Going through the material below, please gather all lines with the word "name" in them.

Raw data:
┌──
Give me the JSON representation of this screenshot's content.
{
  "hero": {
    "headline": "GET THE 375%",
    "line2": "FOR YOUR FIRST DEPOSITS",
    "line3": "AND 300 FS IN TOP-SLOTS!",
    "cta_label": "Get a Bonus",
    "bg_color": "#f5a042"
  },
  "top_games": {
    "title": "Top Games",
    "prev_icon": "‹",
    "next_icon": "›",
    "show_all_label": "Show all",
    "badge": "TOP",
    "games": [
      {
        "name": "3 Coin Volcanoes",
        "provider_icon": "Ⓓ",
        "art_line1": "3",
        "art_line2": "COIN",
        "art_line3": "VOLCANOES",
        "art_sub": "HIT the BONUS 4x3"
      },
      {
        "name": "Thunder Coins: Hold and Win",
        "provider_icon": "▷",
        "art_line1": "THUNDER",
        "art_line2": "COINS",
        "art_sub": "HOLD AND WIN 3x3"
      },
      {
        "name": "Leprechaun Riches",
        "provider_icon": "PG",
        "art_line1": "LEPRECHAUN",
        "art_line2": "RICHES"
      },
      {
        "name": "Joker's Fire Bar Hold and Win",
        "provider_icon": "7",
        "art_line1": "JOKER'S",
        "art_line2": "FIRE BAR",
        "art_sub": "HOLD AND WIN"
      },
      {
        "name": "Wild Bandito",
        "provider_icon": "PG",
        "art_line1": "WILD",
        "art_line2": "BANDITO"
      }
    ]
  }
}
└──
Result for this exercise:
        "name": "3 Coin Volcanoes",
        "name": "Thunder Coins: Hold and Win",
        "name": "Leprechaun Riches",
        "name": "Joker's Fire Bar Hold and Win",
        "name": "Wild Bandito",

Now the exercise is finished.